[Collected data]
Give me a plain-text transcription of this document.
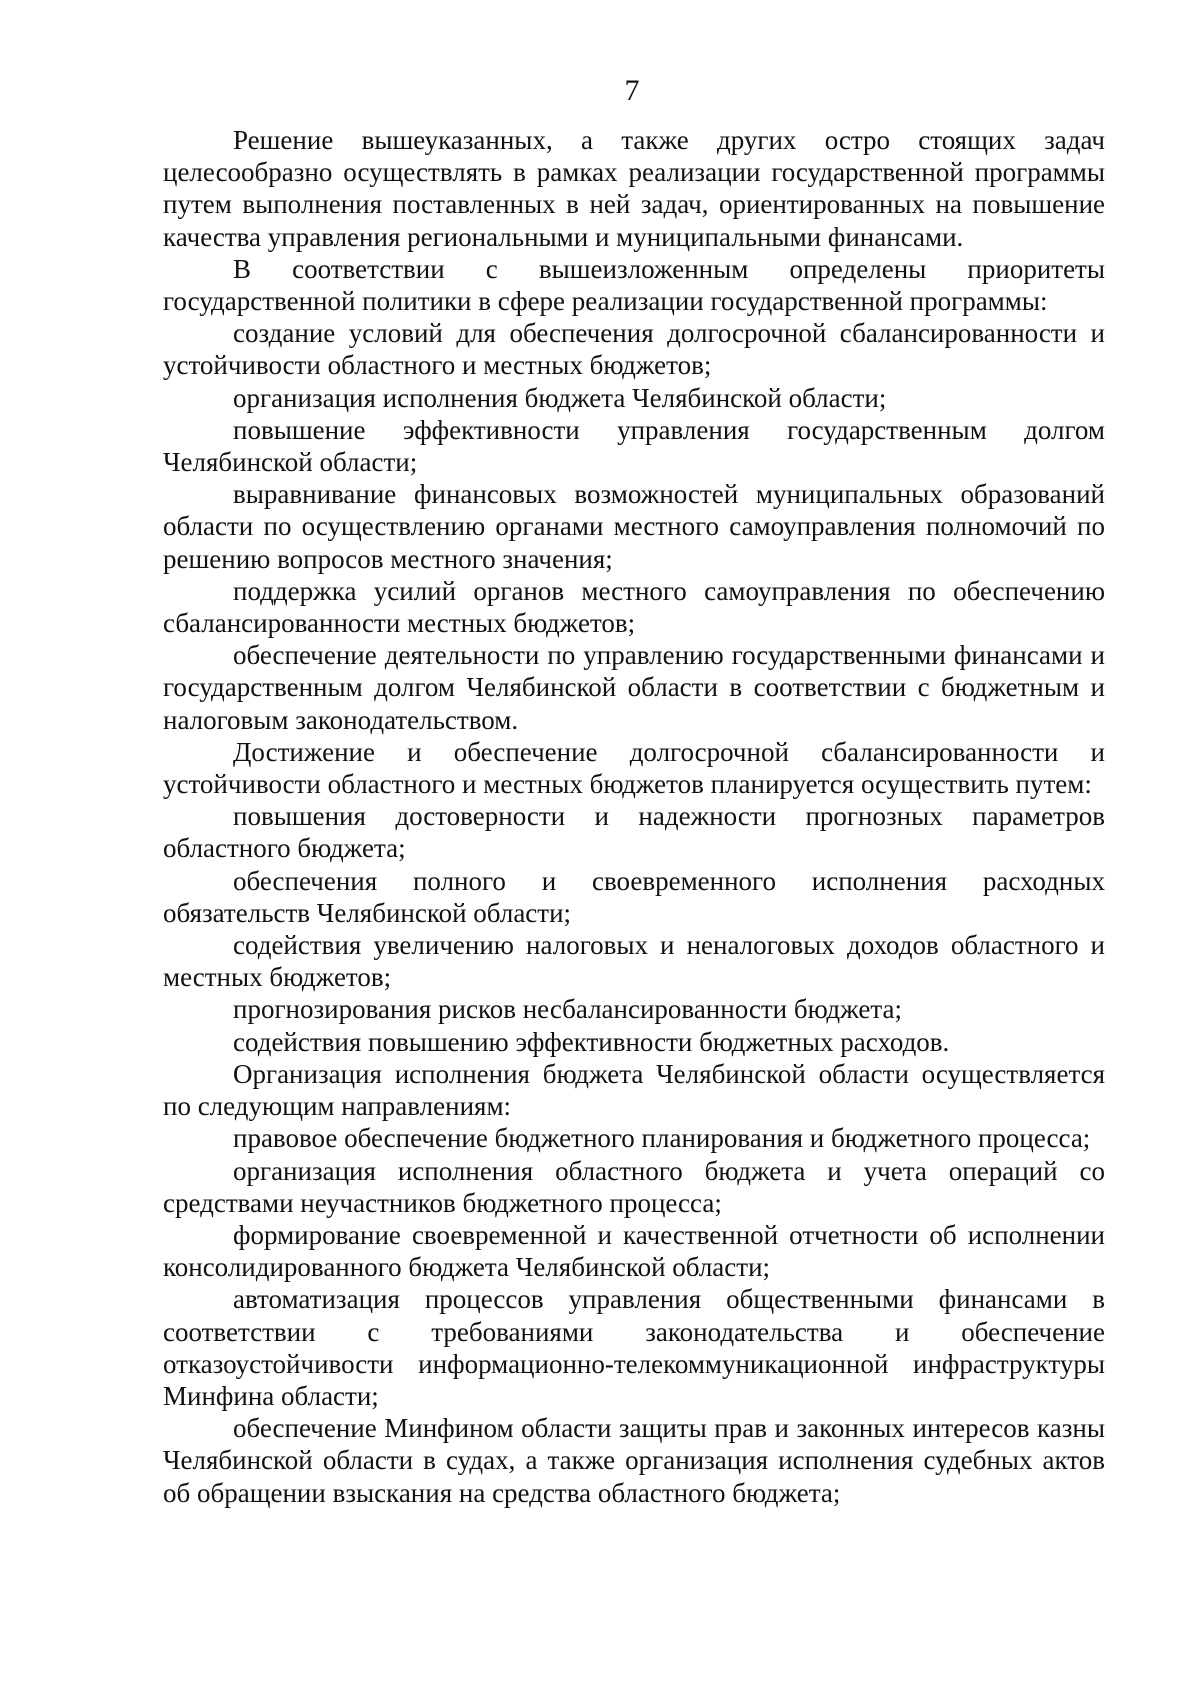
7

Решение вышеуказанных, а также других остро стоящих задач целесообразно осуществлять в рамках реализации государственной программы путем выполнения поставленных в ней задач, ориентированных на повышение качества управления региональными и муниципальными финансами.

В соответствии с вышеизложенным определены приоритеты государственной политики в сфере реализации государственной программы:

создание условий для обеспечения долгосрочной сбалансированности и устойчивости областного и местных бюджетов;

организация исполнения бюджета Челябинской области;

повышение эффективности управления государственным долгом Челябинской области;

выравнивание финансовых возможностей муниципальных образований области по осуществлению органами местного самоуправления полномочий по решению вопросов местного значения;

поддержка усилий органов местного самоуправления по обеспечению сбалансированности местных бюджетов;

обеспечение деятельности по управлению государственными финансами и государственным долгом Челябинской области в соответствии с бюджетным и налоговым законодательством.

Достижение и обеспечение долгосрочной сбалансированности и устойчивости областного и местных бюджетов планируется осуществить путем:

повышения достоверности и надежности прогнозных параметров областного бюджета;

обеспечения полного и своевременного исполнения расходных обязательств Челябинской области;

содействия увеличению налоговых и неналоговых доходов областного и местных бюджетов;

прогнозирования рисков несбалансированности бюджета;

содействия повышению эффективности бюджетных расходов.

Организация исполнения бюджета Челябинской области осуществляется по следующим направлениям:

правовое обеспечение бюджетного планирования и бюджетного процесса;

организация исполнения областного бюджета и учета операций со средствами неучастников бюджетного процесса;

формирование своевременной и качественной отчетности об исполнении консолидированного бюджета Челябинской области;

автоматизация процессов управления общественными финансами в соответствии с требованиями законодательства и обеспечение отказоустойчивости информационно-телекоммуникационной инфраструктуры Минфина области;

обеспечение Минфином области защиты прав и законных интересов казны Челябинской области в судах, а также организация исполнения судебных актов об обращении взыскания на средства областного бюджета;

▸ Written instruction: State the count of lines holding the string "самоуправления" in the listing above, and nothing else.

▸ Result: 2